WRITTEN INSTRUCTION - Give the number of lines below that contain the word "marketing", and nothing else.

ENTRIES PROVIDED -
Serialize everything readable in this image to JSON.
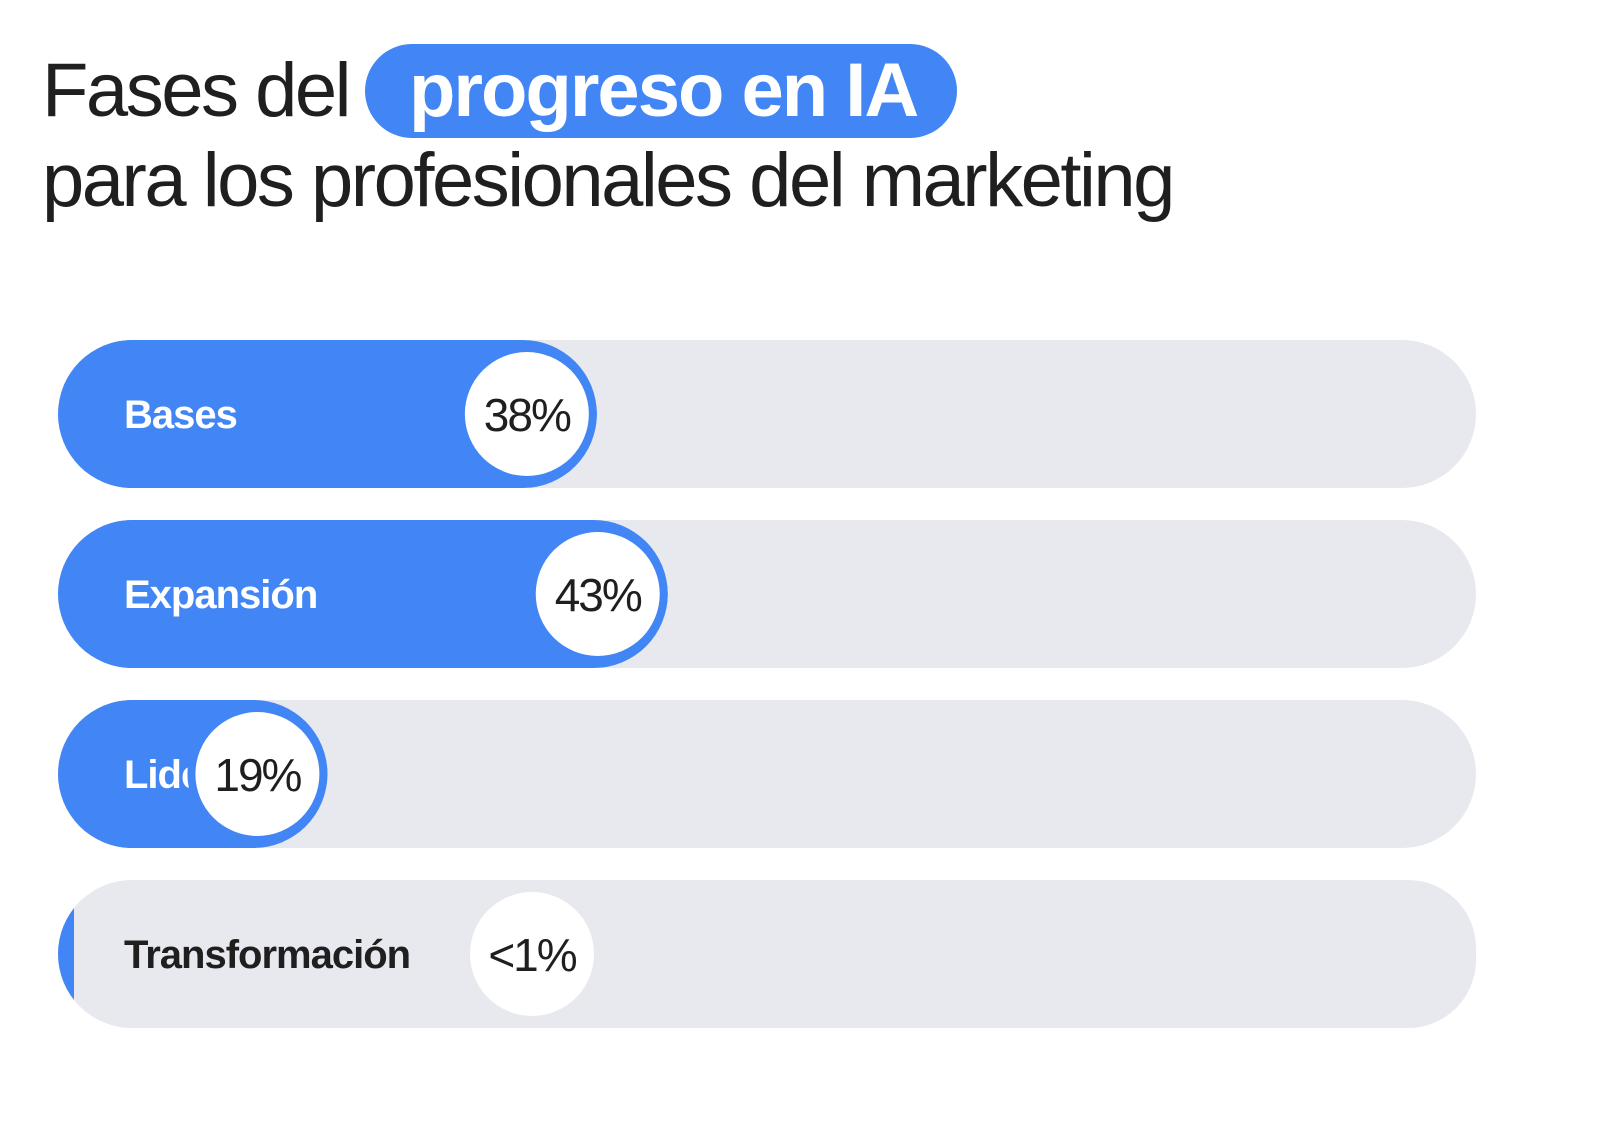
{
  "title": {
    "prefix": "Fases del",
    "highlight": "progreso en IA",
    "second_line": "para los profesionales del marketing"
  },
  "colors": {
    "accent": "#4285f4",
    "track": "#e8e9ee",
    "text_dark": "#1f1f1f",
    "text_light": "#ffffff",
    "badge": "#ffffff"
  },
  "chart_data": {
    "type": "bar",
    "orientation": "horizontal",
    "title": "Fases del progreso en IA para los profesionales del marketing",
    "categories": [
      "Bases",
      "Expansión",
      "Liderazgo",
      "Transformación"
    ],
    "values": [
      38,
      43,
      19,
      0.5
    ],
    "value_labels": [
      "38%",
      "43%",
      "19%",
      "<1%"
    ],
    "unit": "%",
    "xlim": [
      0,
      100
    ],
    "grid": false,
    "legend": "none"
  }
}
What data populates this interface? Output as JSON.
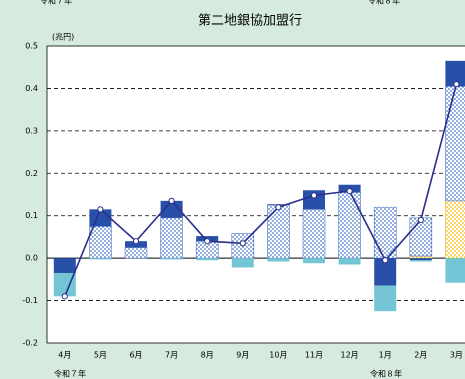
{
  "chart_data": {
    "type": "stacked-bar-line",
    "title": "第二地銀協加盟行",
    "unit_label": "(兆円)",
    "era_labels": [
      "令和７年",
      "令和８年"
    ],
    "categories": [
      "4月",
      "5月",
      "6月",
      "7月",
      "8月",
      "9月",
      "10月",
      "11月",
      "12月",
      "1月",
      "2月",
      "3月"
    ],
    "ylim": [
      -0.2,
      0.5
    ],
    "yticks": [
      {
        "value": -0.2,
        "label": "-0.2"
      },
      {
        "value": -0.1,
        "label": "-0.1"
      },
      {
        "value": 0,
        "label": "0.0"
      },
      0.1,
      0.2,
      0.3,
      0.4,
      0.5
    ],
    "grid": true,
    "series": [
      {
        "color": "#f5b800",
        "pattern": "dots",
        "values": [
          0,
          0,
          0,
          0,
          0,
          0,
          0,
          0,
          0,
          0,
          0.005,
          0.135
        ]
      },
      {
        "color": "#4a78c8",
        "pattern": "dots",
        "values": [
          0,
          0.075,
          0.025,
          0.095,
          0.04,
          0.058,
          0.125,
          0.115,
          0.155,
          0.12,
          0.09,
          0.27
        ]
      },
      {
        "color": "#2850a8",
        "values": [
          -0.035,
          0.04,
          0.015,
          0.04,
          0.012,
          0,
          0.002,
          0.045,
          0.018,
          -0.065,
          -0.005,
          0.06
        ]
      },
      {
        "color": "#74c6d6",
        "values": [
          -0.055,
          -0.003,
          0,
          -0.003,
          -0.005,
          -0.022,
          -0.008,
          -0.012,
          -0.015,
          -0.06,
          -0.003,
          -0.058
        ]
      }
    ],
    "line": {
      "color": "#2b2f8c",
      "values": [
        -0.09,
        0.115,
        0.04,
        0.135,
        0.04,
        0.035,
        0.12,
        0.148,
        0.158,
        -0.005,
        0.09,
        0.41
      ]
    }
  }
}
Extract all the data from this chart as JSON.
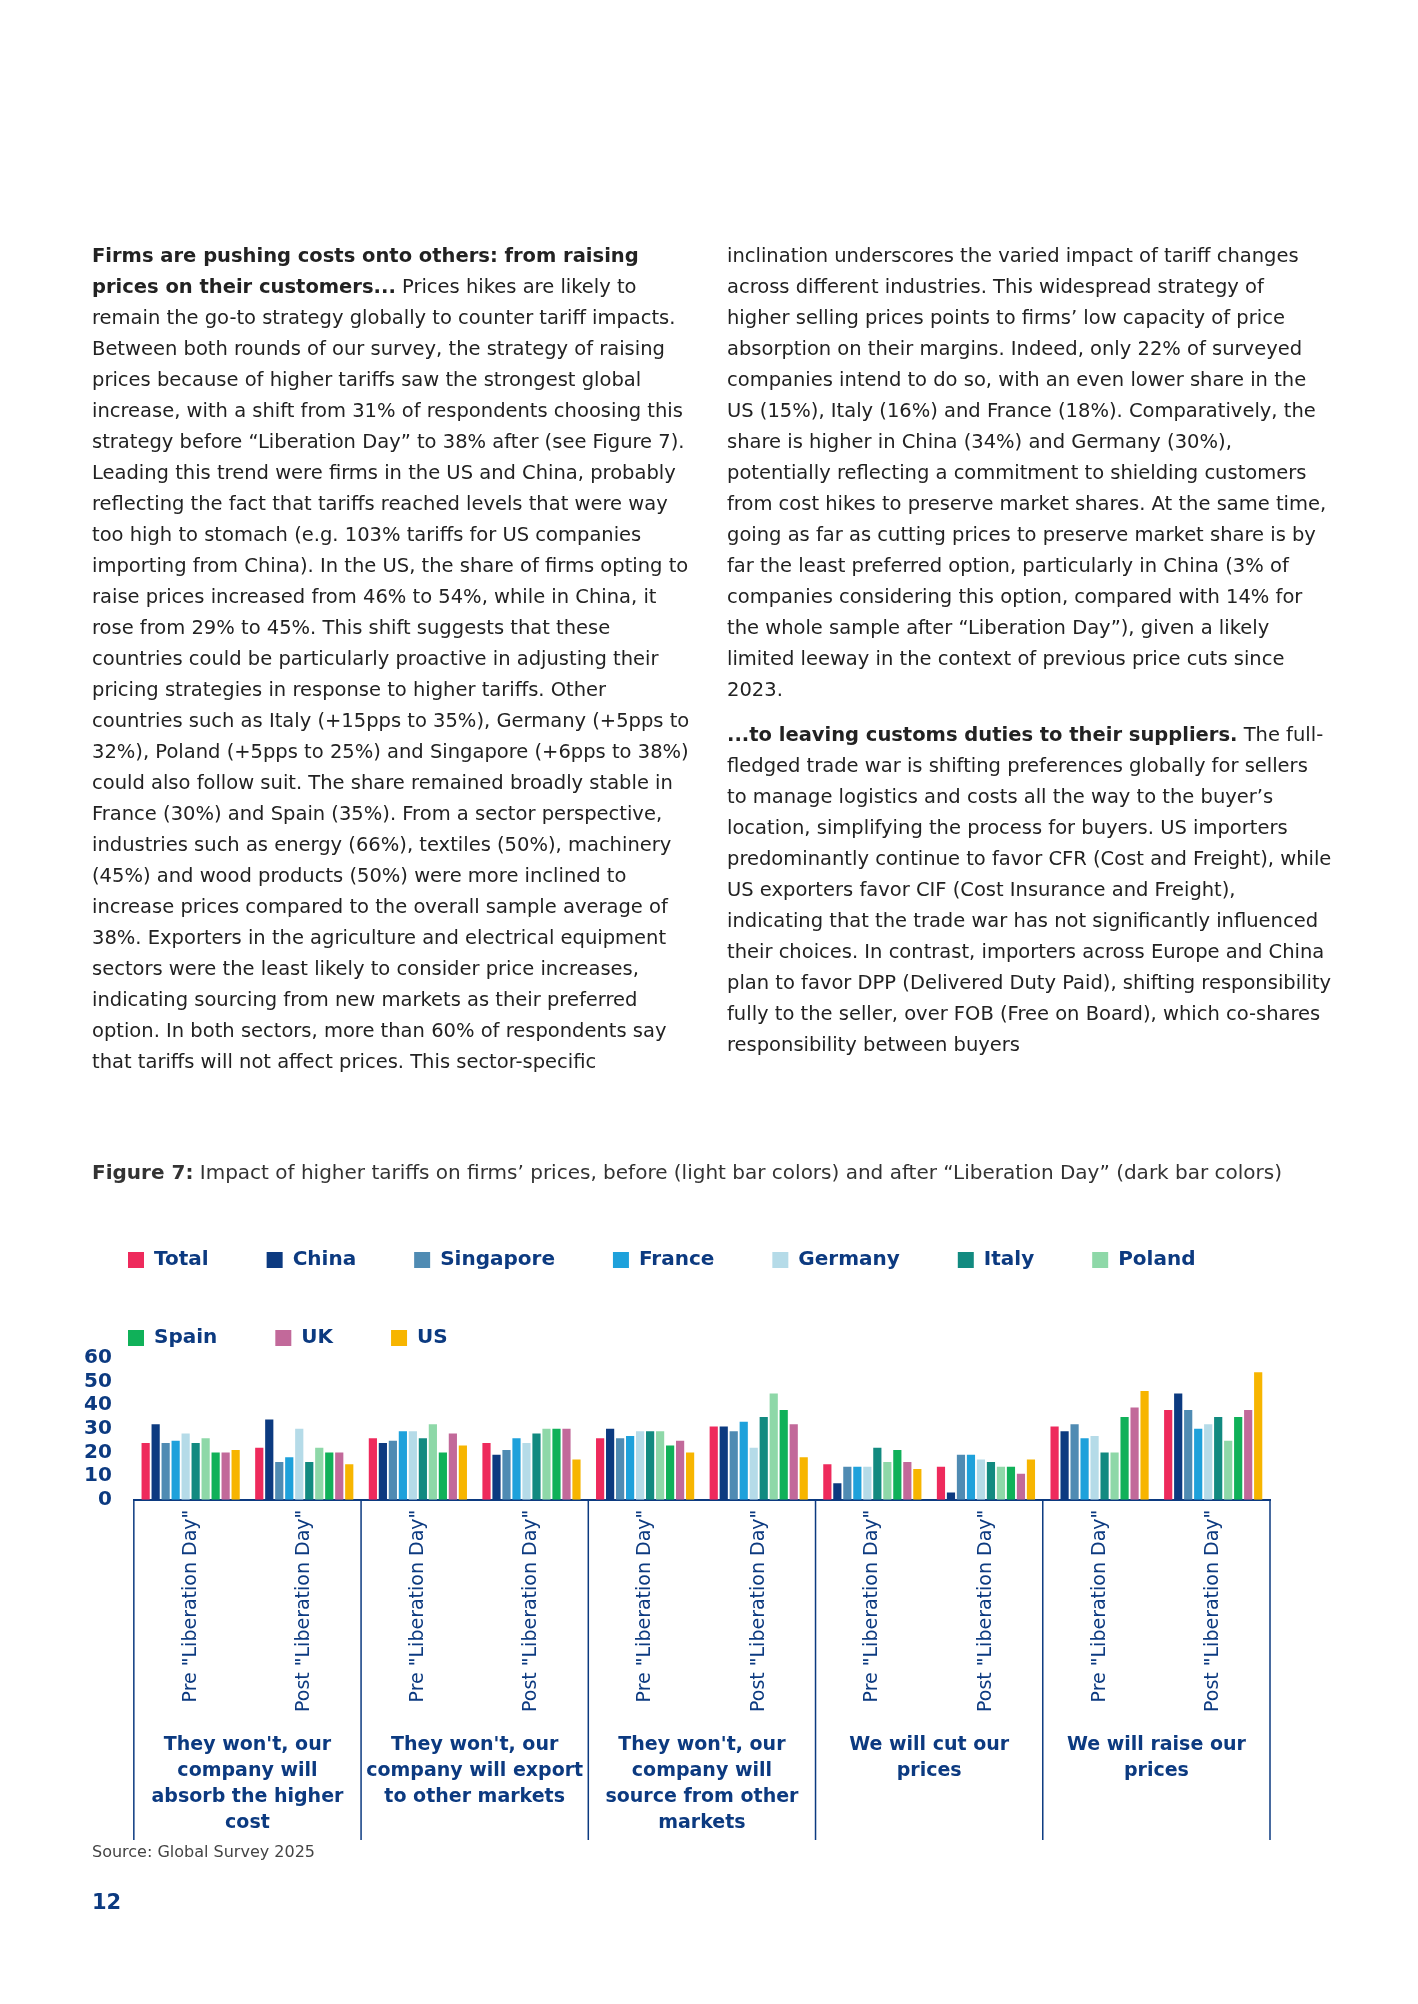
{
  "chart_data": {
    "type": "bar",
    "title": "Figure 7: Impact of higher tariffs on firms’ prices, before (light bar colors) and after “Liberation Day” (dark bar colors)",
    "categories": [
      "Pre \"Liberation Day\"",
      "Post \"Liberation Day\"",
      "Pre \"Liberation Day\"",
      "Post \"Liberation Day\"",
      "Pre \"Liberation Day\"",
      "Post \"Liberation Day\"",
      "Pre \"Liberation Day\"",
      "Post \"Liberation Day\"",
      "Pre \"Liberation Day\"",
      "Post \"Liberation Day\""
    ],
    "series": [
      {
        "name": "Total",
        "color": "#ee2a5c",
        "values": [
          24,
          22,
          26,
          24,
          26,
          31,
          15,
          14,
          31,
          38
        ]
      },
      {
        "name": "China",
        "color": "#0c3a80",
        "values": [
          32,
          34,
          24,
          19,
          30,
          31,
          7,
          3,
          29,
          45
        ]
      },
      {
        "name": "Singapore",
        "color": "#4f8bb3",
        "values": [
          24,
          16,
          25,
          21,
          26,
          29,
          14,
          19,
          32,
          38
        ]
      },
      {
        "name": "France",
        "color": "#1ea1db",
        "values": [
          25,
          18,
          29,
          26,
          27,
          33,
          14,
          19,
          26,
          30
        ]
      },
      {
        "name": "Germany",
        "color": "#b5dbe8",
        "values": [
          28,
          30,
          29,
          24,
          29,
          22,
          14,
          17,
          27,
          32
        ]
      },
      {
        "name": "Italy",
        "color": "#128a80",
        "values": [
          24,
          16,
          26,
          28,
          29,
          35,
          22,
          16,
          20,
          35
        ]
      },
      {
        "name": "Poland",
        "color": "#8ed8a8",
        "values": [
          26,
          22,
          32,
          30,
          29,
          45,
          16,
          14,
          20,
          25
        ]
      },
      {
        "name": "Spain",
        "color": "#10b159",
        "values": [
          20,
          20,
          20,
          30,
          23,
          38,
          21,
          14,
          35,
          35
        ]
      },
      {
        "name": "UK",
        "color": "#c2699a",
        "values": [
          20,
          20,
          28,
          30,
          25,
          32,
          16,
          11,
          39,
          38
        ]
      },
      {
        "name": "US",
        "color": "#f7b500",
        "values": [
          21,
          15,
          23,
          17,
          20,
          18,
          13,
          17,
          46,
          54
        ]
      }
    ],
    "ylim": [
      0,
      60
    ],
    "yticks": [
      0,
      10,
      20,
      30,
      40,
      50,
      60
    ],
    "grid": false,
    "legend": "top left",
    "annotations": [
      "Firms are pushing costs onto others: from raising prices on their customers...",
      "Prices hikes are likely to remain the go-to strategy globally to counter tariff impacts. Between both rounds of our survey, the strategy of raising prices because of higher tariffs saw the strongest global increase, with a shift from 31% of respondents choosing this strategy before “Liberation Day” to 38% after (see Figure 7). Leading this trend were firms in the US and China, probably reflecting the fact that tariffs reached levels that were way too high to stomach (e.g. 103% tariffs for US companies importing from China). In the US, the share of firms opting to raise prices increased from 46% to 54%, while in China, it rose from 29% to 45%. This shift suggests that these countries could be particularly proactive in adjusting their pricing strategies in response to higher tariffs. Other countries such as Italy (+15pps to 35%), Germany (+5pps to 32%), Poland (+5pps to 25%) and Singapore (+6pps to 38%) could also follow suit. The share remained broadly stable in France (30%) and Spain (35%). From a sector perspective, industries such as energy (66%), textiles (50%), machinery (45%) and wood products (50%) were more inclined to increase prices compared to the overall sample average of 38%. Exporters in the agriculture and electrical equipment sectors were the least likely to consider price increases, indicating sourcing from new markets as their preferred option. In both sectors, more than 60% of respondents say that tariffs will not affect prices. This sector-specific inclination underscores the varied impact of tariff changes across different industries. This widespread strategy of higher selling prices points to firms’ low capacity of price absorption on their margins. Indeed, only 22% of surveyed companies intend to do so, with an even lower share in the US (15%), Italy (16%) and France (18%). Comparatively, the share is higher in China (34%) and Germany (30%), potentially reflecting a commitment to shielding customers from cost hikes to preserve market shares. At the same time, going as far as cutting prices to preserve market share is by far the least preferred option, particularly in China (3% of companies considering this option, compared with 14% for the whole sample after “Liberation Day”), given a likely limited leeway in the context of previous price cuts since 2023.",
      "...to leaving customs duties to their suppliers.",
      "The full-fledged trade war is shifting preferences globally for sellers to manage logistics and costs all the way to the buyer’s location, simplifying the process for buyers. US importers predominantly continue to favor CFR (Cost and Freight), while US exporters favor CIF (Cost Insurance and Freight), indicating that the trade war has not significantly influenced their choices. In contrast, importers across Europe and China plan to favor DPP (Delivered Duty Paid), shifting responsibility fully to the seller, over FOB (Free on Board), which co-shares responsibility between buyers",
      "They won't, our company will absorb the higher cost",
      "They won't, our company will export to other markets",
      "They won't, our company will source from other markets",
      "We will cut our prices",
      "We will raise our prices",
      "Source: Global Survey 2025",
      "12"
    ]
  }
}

RESULT - 2